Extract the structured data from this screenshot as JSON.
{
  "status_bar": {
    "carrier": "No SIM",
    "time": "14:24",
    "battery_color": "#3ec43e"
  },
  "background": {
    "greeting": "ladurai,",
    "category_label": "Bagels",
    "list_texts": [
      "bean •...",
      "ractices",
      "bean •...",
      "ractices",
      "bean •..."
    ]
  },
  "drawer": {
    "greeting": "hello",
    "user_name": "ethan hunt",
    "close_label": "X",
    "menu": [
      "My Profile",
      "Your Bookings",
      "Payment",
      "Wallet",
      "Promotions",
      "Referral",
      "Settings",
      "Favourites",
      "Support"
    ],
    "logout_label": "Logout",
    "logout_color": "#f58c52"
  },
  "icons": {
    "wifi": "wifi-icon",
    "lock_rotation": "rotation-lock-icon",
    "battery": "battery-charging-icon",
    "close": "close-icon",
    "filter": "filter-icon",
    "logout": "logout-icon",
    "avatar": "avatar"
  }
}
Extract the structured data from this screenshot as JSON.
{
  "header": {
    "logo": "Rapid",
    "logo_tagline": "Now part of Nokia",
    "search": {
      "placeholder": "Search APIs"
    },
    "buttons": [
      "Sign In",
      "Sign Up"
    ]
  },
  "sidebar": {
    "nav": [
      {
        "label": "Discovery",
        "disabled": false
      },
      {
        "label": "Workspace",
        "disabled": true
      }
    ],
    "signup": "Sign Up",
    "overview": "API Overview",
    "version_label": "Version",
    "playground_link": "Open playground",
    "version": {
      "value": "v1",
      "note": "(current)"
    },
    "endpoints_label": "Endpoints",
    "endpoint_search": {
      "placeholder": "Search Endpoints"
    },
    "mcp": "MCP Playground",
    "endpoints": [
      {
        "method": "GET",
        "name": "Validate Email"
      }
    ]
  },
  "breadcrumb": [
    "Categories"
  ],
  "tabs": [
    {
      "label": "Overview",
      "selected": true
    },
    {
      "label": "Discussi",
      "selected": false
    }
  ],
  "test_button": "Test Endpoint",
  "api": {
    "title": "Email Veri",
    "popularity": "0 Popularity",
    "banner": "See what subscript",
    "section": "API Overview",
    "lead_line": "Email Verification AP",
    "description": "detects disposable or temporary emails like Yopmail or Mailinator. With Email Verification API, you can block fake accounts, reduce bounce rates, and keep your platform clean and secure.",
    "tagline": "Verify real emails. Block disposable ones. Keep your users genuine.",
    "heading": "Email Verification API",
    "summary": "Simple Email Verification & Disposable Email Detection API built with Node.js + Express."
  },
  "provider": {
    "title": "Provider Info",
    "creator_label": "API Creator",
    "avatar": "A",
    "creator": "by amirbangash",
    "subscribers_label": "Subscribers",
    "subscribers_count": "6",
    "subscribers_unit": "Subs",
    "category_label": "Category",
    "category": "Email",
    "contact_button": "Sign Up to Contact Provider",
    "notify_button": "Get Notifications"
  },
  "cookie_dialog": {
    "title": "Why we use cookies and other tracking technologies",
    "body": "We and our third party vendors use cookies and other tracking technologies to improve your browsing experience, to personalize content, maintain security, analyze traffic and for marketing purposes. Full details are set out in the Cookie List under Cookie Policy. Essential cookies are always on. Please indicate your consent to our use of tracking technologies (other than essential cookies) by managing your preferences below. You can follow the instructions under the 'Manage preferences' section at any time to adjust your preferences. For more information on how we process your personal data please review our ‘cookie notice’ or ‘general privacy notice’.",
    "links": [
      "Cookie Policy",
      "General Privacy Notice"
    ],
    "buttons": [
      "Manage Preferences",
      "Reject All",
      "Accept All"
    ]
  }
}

Task to complete:
Write the listing out again, exactly as shown above.

Problem solution:
Extract the structured data from this screenshot as JSON.
{
  "status_bar": {
    "carrier": "No SIM",
    "time": "14:24",
    "battery_color": "#3ec43e"
  },
  "background": {
    "greeting": "ladurai,",
    "category_label": "Bagels",
    "list_texts": [
      "bean •...",
      "ractices",
      "bean •...",
      "ractices",
      "bean •..."
    ]
  },
  "drawer": {
    "greeting": "hello",
    "user_name": "ethan hunt",
    "close_label": "X",
    "menu": [
      "My Profile",
      "Your Bookings",
      "Payment",
      "Wallet",
      "Promotions",
      "Referral",
      "Settings",
      "Favourites",
      "Support"
    ],
    "logout_label": "Logout",
    "logout_color": "#f58c52"
  },
  "icons": {
    "wifi": "wifi-icon",
    "lock_rotation": "rotation-lock-icon",
    "battery": "battery-charging-icon",
    "close": "close-icon",
    "filter": "filter-icon",
    "logout": "logout-icon",
    "avatar": "avatar"
  }
}
Extract the structured data from this screenshot as JSON.
{
  "header": {
    "logo": "Rapid",
    "logo_tagline": "Now part of Nokia",
    "search": {
      "placeholder": "Search APIs"
    },
    "buttons": [
      "Sign In",
      "Sign Up"
    ]
  },
  "sidebar": {
    "nav": [
      {
        "label": "Discovery",
        "disabled": false
      },
      {
        "label": "Workspace",
        "disabled": true
      }
    ],
    "signup": "Sign Up",
    "overview": "API Overview",
    "version_label": "Version",
    "playground_link": "Open playground",
    "version": {
      "value": "v1",
      "note": "(current)"
    },
    "endpoints_label": "Endpoints",
    "endpoint_search": {
      "placeholder": "Search Endpoints"
    },
    "mcp": "MCP Playground",
    "endpoints": [
      {
        "method": "GET",
        "name": "Validate Email"
      }
    ]
  },
  "breadcrumb": [
    "Categories"
  ],
  "tabs": [
    {
      "label": "Overview",
      "selected": true
    },
    {
      "label": "Discussi",
      "selected": false
    }
  ],
  "test_button": "Test Endpoint",
  "api": {
    "title": "Email Veri",
    "popularity": "0 Popularity",
    "banner": "See what subscript",
    "section": "API Overview",
    "lead_line": "Email Verification AP",
    "description": "detects disposable or temporary emails like Yopmail or Mailinator. With Email Verification API, you can block fake accounts, reduce bounce rates, and keep your platform clean and secure.",
    "tagline": "Verify real emails. Block disposable ones. Keep your users genuine.",
    "heading": "Email Verification API",
    "summary": "Simple Email Verification & Disposable Email Detection API built with Node.js + Express."
  },
  "provider": {
    "title": "Provider Info",
    "creator_label": "API Creator",
    "avatar": "A",
    "creator": "by amirbangash",
    "subscribers_label": "Subscribers",
    "subscribers_count": "6",
    "subscribers_unit": "Subs",
    "category_label": "Category",
    "category": "Email",
    "contact_button": "Sign Up to Contact Provider",
    "notify_button": "Get Notifications"
  },
  "cookie_dialog": {
    "title": "Why we use cookies and other tracking technologies",
    "body": "We and our third party vendors use cookies and other tracking technologies to improve your browsing experience, to personalize content, maintain security, analyze traffic and for marketing purposes. Full details are set out in the Cookie List under Cookie Policy. Essential cookies are always on. Please indicate your consent to our use of tracking technologies (other than essential cookies) by managing your preferences below. You can follow the instructions under the 'Manage preferences' section at any time to adjust your preferences. For more information on how we process your personal data please review our ‘cookie notice’ or ‘general privacy notice’.",
    "links": [
      "Cookie Policy",
      "General Privacy Notice"
    ],
    "buttons": [
      "Manage Preferences",
      "Reject All",
      "Accept All"
    ]
  }
}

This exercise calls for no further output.